Every line with the string "быть" should be gathered.

********************

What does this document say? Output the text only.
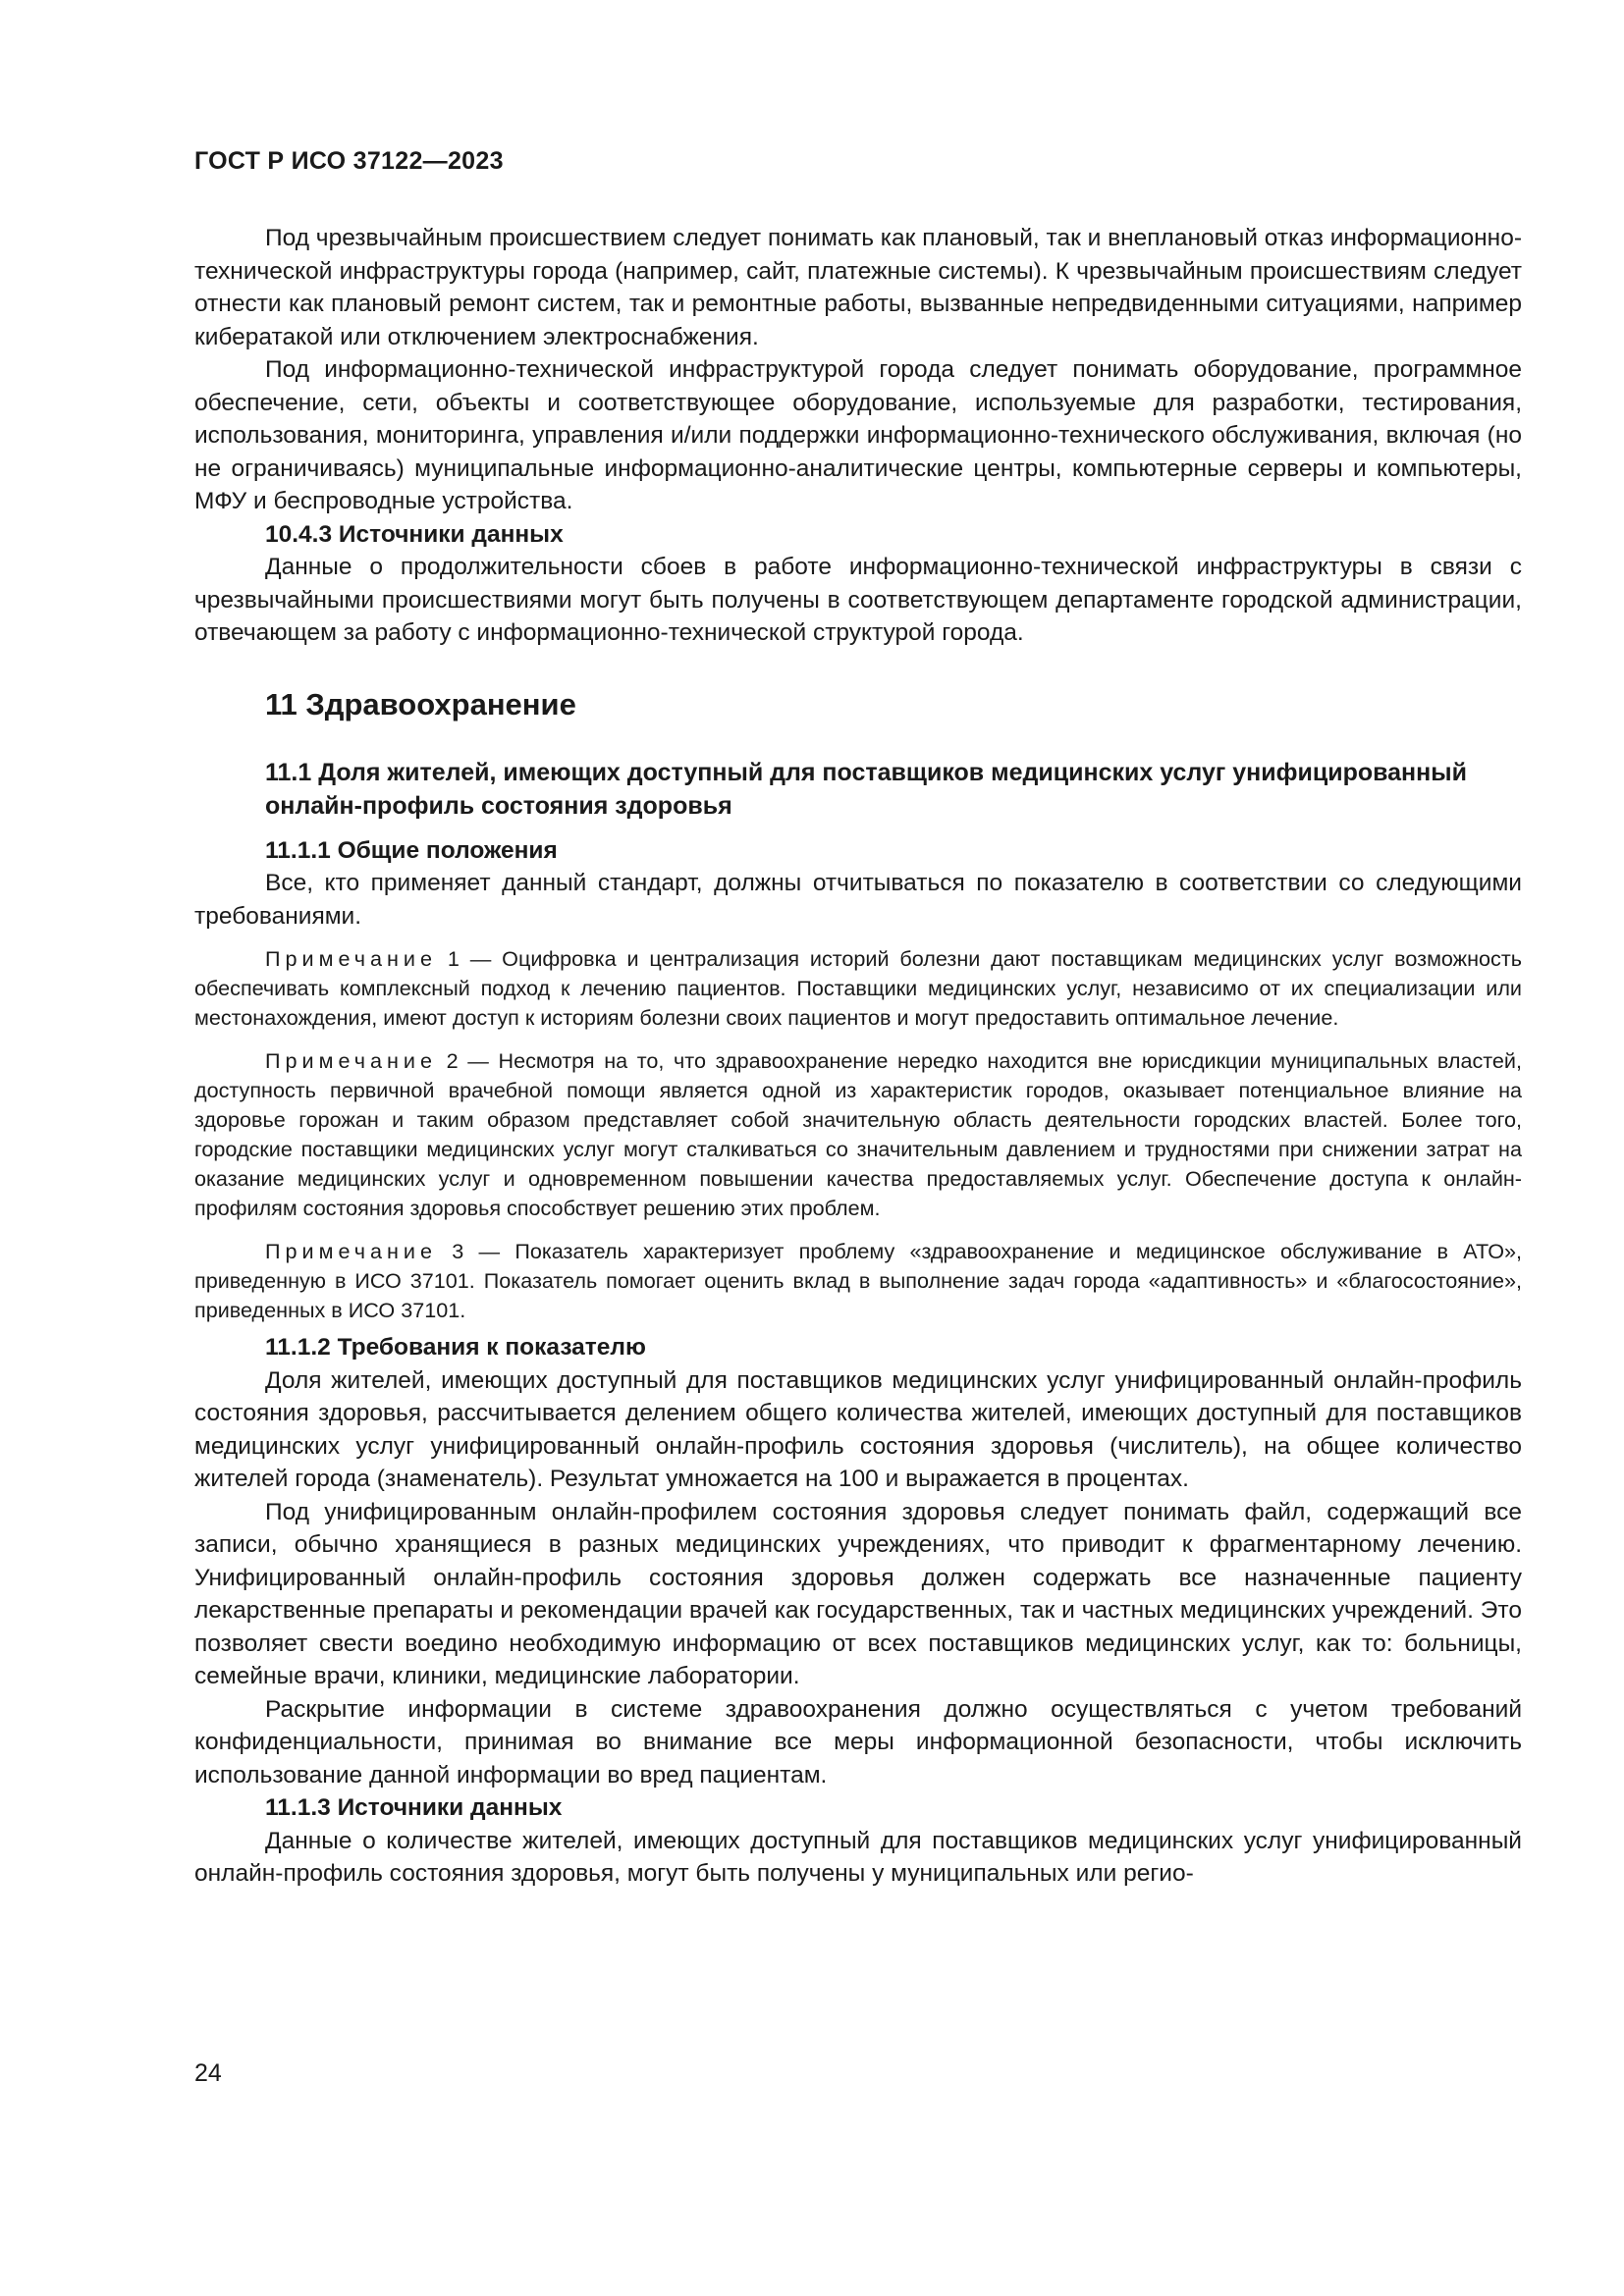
ГОСТ Р ИСО 37122—2023

Под чрезвычайным происшествием следует понимать как плановый, так и внеплановый отказ информационно-технической инфраструктуры города (например, сайт, платежные системы). К чрезвычайным происшествиям следует отнести как плановый ремонт систем, так и ремонтные работы, вызванные непредвиденными ситуациями, например кибератакой или отключением электроснабжения.

Под информационно-технической инфраструктурой города следует понимать оборудование, программное обеспечение, сети, объекты и соответствующее оборудование, используемые для разработки, тестирования, использования, мониторинга, управления и/или поддержки информационно-технического обслуживания, включая (но не ограничиваясь) муниципальные информационно-аналитические центры, компьютерные серверы и компьютеры, МФУ и беспроводные устройства.

10.4.3 Источники данных

Данные о продолжительности сбоев в работе информационно-технической инфраструктуры в связи с чрезвычайными происшествиями могут быть получены в соответствующем департаменте городской администрации, отвечающем за работу с информационно-технической структурой города.

11 Здравоохранение
11.1 Доля жителей, имеющих доступный для поставщиков медицинских услуг унифицированный онлайн-профиль состояния здоровья
11.1.1 Общие положения

Все, кто применяет данный стандарт, должны отчитываться по показателю в соответствии со следующими требованиями.

Примечание 1 — Оцифровка и централизация историй болезни дают поставщикам медицинских услуг возможность обеспечивать комплексный подход к лечению пациентов. Поставщики медицинских услуг, независимо от их специализации или местонахождения, имеют доступ к историям болезни своих пациентов и могут предоставить оптимальное лечение.
Примечание 2 — Несмотря на то, что здравоохранение нередко находится вне юрисдикции муниципальных властей, доступность первичной врачебной помощи является одной из характеристик городов, оказывает потенциальное влияние на здоровье горожан и таким образом представляет собой значительную область деятельности городских властей. Более того, городские поставщики медицинских услуг могут сталкиваться со значительным давлением и трудностями при снижении затрат на оказание медицинских услуг и одновременном повышении качества предоставляемых услуг. Обеспечение доступа к онлайн-профилям состояния здоровья способствует решению этих проблем.
Примечание 3 — Показатель характеризует проблему «здравоохранение и медицинское обслуживание в АТО», приведенную в ИСО 37101. Показатель помогает оценить вклад в выполнение задач города «адаптивность» и «благосостояние», приведенных в ИСО 37101.
11.1.2 Требования к показателю

Доля жителей, имеющих доступный для поставщиков медицинских услуг унифицированный онлайн-профиль состояния здоровья, рассчитывается делением общего количества жителей, имеющих доступный для поставщиков медицинских услуг унифицированный онлайн-профиль состояния здоровья (числитель), на общее количество жителей города (знаменатель). Результат умножается на 100 и выражается в процентах.

Под унифицированным онлайн-профилем состояния здоровья следует понимать файл, содержащий все записи, обычно хранящиеся в разных медицинских учреждениях, что приводит к фрагментарному лечению. Унифицированный онлайн-профиль состояния здоровья должен содержать все назначенные пациенту лекарственные препараты и рекомендации врачей как государственных, так и частных медицинских учреждений. Это позволяет свести воедино необходимую информацию от всех поставщиков медицинских услуг, как то: больницы, семейные врачи, клиники, медицинские лаборатории.

Раскрытие информации в системе здравоохранения должно осуществляться с учетом требований конфиденциальности, принимая во внимание все меры информационной безопасности, чтобы исключить использование данной информации во вред пациентам.

11.1.3 Источники данных

Данные о количестве жителей, имеющих доступный для поставщиков медицинских услуг унифицированный онлайн-профиль состояния здоровья, могут быть получены у муниципальных или регио-

24
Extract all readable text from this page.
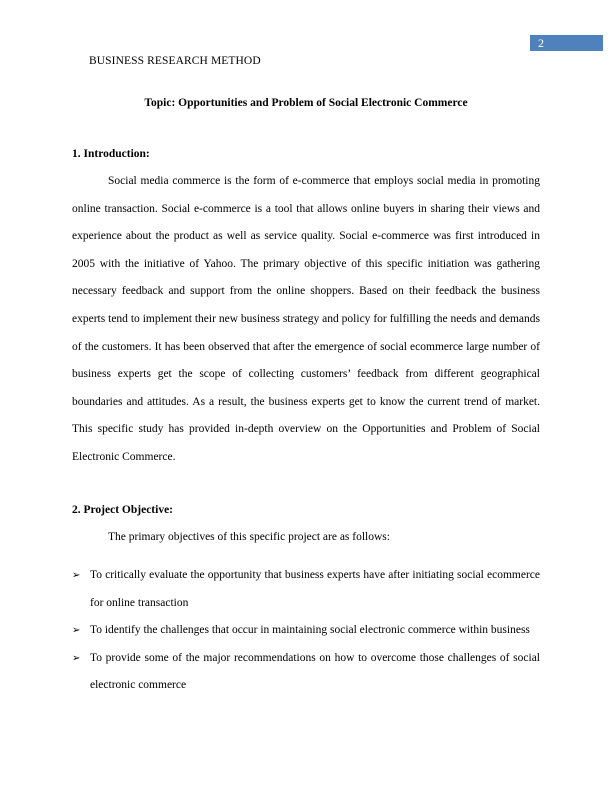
2
BUSINESS RESEARCH METHOD
Topic: Opportunities and Problem of Social Electronic Commerce
1. Introduction:

Social media commerce is the form of e-commerce that employs social media in promoting online transaction. Social e-commerce is a tool that allows online buyers in sharing their views and experience about the product as well as service quality. Social e-commerce was first introduced in 2005 with the initiative of Yahoo. The primary objective of this specific initiation was gathering necessary feedback and support from the online shoppers. Based on their feedback the business experts tend to implement their new business strategy and policy for fulfilling the needs and demands of the customers. It has been observed that after the emergence of social ecommerce large number of business experts get the scope of collecting customers’ feedback from different geographical boundaries and attitudes. As a result, the business experts get to know the current trend of market. This specific study has provided in-depth overview on the Opportunities and Problem of Social Electronic Commerce.

2. Project Objective:
The primary objectives of this specific project are as follows:
➢ To critically evaluate the opportunity that business experts have after initiating social ecommerce for online transaction
➢ To identify the challenges that occur in maintaining social electronic commerce within business
➢ To provide some of the major recommendations on how to overcome those challenges of social electronic commerce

********************

**SOLUTION**
Данные о продолжительности сбоев в работе информационно-технической инфраструктуры в связи с чрезвычайными происшествиями могут быть получены в соответствующем департаменте городской администрации, отвечающем за работу с информационно-технической структурой города.
Данные о количестве жителей, имеющих доступный для поставщиков медицинских услуг унифицированный онлайн-профиль состояния здоровья, могут быть получены у муниципальных или регио-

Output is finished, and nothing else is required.